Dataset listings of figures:

-- START --

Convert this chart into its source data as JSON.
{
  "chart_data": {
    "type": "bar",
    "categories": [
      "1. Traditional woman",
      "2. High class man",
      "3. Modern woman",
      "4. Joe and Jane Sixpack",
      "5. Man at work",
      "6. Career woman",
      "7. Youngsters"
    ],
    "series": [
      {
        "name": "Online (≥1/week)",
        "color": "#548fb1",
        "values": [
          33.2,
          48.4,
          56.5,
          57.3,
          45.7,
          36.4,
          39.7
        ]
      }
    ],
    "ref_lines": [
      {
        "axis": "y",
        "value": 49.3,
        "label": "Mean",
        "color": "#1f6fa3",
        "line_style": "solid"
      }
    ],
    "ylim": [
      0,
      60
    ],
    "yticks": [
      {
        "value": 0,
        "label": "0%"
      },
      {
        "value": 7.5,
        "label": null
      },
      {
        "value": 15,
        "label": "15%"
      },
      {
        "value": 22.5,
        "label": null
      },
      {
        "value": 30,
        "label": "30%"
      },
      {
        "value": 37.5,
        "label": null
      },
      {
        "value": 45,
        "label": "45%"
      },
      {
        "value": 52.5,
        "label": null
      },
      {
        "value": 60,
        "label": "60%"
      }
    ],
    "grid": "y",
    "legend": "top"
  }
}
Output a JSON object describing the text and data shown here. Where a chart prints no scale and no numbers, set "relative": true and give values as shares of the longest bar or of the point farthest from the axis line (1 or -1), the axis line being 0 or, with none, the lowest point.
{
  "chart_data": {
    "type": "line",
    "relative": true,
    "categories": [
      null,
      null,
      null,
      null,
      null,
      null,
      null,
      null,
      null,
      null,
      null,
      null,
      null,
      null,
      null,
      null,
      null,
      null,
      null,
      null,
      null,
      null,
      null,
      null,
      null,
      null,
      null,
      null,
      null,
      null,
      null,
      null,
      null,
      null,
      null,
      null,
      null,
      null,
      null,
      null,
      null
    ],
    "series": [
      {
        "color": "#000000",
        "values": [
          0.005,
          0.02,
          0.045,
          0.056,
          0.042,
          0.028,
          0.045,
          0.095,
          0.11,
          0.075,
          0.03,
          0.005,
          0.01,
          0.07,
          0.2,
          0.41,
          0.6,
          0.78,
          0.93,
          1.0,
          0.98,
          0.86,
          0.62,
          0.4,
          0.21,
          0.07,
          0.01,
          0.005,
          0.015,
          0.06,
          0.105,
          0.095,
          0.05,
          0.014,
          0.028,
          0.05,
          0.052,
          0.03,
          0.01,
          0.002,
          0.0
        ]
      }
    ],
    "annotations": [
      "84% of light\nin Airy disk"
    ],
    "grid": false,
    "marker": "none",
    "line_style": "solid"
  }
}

-- END --

Stated goal —
Using the entries above, please restate each one word for word.

Finished answer —
Convert this chart into its source data as JSON.
{
  "chart_data": {
    "type": "bar",
    "categories": [
      "1. Traditional woman",
      "2. High class man",
      "3. Modern woman",
      "4. Joe and Jane Sixpack",
      "5. Man at work",
      "6. Career woman",
      "7. Youngsters"
    ],
    "series": [
      {
        "name": "Online (≥1/week)",
        "color": "#548fb1",
        "values": [
          33.2,
          48.4,
          56.5,
          57.3,
          45.7,
          36.4,
          39.7
        ]
      }
    ],
    "ref_lines": [
      {
        "axis": "y",
        "value": 49.3,
        "label": "Mean",
        "color": "#1f6fa3",
        "line_style": "solid"
      }
    ],
    "ylim": [
      0,
      60
    ],
    "yticks": [
      {
        "value": 0,
        "label": "0%"
      },
      {
        "value": 7.5,
        "label": null
      },
      {
        "value": 15,
        "label": "15%"
      },
      {
        "value": 22.5,
        "label": null
      },
      {
        "value": 30,
        "label": "30%"
      },
      {
        "value": 37.5,
        "label": null
      },
      {
        "value": 45,
        "label": "45%"
      },
      {
        "value": 52.5,
        "label": null
      },
      {
        "value": 60,
        "label": "60%"
      }
    ],
    "grid": "y",
    "legend": "top"
  }
}
Output a JSON object describing the text and data shown here. Where a chart prints no scale and no numbers, set "relative": true and give values as shares of the longest bar or of the point farthest from the axis line (1 or -1), the axis line being 0 or, with none, the lowest point.
{
  "chart_data": {
    "type": "line",
    "relative": true,
    "categories": [
      null,
      null,
      null,
      null,
      null,
      null,
      null,
      null,
      null,
      null,
      null,
      null,
      null,
      null,
      null,
      null,
      null,
      null,
      null,
      null,
      null,
      null,
      null,
      null,
      null,
      null,
      null,
      null,
      null,
      null,
      null,
      null,
      null,
      null,
      null,
      null,
      null,
      null,
      null,
      null,
      null
    ],
    "series": [
      {
        "color": "#000000",
        "values": [
          0.005,
          0.02,
          0.045,
          0.056,
          0.042,
          0.028,
          0.045,
          0.095,
          0.11,
          0.075,
          0.03,
          0.005,
          0.01,
          0.07,
          0.2,
          0.41,
          0.6,
          0.78,
          0.93,
          1.0,
          0.98,
          0.86,
          0.62,
          0.4,
          0.21,
          0.07,
          0.01,
          0.005,
          0.015,
          0.06,
          0.105,
          0.095,
          0.05,
          0.014,
          0.028,
          0.05,
          0.052,
          0.03,
          0.01,
          0.002,
          0.0
        ]
      }
    ],
    "annotations": [
      "84% of light\nin Airy disk"
    ],
    "grid": false,
    "marker": "none",
    "line_style": "solid"
  }
}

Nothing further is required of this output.